● **Listed entries**:

········

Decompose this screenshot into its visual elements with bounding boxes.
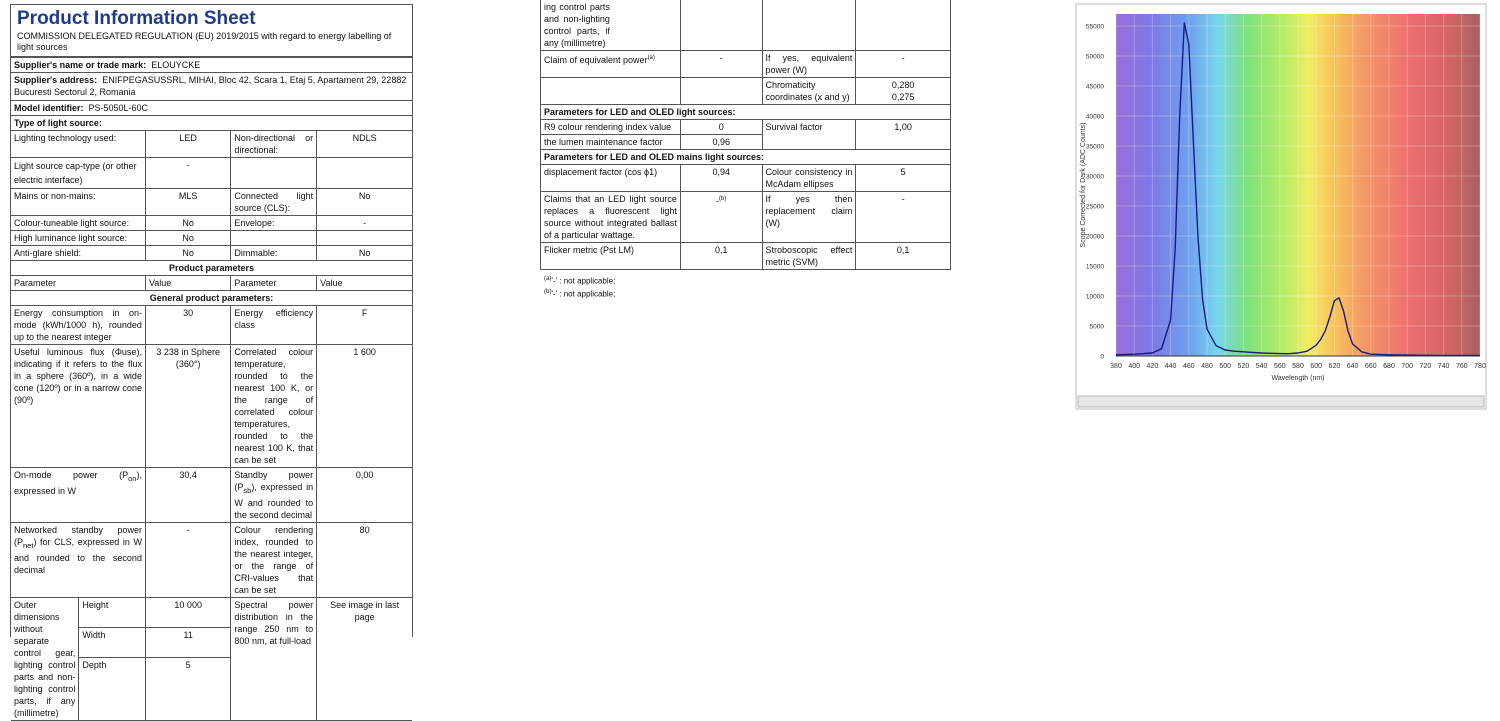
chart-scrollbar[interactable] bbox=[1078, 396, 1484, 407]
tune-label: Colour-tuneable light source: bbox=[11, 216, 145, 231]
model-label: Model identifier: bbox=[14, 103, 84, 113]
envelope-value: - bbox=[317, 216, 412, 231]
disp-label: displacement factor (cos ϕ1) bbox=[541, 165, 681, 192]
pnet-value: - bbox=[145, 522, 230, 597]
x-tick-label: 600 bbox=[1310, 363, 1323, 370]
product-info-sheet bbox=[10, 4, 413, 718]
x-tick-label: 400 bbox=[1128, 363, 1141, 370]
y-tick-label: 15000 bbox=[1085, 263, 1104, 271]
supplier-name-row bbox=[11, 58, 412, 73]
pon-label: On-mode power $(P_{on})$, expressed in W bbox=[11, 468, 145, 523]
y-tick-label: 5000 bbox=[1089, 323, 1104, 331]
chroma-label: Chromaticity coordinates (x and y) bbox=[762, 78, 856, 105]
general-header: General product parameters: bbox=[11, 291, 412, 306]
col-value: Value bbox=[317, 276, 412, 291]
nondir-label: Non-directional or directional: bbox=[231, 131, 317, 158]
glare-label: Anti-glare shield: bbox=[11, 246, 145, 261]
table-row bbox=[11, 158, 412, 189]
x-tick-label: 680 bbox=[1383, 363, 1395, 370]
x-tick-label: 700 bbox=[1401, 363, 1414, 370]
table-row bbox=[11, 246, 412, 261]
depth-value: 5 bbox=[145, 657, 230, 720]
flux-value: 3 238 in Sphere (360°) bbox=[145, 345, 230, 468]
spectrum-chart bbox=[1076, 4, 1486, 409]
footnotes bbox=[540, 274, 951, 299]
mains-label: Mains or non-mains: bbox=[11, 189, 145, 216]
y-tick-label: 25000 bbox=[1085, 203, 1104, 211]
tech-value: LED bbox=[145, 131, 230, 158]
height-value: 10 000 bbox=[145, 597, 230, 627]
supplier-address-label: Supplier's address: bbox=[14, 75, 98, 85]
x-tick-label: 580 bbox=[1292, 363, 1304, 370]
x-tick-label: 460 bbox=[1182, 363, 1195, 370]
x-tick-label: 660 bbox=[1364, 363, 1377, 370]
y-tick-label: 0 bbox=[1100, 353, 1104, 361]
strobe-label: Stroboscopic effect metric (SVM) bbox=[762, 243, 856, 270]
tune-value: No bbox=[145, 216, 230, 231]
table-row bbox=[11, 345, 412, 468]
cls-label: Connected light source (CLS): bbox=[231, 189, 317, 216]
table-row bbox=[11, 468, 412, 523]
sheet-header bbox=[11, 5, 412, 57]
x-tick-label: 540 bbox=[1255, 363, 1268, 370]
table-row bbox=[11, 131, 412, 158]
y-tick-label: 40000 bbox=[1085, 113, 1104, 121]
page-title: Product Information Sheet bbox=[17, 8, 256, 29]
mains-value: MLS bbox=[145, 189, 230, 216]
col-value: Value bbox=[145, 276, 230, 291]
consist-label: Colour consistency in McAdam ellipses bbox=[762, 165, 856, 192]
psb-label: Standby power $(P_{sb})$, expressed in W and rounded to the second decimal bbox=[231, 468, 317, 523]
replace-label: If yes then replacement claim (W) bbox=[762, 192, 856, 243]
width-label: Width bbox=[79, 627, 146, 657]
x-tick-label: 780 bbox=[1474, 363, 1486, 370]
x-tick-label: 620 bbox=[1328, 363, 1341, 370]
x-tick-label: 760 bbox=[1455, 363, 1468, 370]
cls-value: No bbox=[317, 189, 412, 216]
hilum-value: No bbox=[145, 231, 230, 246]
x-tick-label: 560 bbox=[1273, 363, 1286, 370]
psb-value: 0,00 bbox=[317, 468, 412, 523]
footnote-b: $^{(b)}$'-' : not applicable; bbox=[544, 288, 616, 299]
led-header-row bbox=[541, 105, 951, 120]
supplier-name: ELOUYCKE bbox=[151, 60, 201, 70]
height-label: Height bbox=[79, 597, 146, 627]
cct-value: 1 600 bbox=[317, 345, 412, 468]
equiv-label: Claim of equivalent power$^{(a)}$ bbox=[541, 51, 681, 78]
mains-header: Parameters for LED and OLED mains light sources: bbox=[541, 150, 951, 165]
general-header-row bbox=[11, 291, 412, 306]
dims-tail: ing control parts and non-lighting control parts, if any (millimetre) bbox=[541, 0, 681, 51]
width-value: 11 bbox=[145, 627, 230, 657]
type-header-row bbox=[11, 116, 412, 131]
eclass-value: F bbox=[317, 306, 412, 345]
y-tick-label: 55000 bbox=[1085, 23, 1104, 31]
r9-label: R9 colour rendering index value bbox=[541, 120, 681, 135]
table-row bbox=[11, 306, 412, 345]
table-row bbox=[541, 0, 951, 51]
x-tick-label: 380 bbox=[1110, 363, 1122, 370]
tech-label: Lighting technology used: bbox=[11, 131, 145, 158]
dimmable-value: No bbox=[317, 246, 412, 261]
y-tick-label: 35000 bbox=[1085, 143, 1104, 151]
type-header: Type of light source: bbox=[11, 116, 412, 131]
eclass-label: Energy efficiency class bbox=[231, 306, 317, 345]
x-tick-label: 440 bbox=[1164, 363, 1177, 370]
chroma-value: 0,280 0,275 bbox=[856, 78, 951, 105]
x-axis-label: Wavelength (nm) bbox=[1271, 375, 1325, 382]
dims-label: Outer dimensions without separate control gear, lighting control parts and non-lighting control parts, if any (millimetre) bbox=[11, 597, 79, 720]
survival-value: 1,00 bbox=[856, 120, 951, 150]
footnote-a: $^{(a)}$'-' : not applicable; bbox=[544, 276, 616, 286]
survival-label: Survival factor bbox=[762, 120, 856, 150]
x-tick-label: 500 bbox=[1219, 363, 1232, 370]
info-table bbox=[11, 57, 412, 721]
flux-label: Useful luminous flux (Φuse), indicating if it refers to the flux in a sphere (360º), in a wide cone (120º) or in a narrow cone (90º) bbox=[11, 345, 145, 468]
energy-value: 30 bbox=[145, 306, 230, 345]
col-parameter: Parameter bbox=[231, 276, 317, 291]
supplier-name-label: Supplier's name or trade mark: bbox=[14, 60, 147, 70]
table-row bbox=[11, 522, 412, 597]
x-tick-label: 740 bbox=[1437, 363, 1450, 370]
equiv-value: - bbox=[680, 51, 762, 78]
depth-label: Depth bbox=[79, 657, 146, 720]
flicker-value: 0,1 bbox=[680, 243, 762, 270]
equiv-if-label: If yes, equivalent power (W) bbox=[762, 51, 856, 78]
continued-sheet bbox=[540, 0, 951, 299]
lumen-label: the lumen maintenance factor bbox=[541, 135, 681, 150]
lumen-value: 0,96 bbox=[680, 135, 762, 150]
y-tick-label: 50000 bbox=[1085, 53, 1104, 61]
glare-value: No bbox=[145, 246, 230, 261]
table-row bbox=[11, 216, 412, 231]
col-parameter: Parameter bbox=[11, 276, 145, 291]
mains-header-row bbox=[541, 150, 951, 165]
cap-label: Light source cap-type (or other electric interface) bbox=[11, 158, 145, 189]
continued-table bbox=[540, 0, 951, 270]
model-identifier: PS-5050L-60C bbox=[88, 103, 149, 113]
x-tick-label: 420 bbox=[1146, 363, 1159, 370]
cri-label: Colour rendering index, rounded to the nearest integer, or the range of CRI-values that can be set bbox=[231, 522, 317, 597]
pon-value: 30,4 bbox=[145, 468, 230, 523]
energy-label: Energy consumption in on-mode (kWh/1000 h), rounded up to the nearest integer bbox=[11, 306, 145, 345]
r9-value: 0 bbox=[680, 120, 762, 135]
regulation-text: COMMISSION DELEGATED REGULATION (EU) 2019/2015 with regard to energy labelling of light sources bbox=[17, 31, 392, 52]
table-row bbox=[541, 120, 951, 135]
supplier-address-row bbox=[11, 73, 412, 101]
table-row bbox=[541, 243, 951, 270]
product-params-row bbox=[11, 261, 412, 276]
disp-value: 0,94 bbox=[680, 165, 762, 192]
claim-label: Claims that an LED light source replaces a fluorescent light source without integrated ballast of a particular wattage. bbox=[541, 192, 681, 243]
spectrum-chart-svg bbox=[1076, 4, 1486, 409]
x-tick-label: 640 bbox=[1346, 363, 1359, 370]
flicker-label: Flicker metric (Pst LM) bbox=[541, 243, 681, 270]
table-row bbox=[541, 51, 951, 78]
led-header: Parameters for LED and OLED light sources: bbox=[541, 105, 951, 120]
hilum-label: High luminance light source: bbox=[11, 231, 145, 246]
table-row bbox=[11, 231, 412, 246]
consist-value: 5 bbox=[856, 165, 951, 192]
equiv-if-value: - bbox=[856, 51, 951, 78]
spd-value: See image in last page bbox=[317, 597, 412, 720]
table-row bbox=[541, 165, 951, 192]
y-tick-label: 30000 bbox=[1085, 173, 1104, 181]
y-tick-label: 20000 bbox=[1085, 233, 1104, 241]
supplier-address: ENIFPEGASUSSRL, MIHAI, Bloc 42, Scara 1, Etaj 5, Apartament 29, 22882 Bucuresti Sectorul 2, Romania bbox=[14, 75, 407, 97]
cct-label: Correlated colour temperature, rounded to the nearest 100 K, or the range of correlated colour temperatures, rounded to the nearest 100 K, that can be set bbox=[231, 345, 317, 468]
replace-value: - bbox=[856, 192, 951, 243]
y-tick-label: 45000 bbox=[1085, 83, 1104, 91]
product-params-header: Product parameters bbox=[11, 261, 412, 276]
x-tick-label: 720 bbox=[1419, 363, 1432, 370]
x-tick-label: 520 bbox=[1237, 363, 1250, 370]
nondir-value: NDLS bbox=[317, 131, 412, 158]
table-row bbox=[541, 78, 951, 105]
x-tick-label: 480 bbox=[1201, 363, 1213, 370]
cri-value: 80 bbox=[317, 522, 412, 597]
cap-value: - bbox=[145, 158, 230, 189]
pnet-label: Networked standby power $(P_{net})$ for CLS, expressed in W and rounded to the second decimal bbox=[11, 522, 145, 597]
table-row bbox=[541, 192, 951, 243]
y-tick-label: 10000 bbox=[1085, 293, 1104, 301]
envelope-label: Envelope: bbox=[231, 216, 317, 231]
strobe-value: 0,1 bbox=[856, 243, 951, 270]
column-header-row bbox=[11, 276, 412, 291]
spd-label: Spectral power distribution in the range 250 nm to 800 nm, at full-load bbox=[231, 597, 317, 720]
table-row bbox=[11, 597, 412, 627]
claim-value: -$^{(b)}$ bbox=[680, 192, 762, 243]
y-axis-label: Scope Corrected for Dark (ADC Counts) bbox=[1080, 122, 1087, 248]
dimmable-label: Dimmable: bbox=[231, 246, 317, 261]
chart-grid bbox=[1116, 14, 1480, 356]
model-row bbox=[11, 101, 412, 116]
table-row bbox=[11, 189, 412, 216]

········

● **Set exercise**: Copy out the listing verbatim, from the line with "chart-scrollbar[interactable] bbox=[1078, 396, 1484, 407]" to the line with "x-tick-label: 600 bbox=[1310, 363, 1323, 370]", both included. Give those lines and nothing else.

● **Solution to the exercise**:
chart-scrollbar[interactable] bbox=[1078, 396, 1484, 407]
tune-label: Colour-tuneable light source: bbox=[11, 216, 145, 231]
model-label: Model identifier: bbox=[14, 103, 84, 113]
envelope-value: - bbox=[317, 216, 412, 231]
disp-label: displacement factor (cos ϕ1) bbox=[541, 165, 681, 192]
pnet-value: - bbox=[145, 522, 230, 597]
x-tick-label: 600 bbox=[1310, 363, 1323, 370]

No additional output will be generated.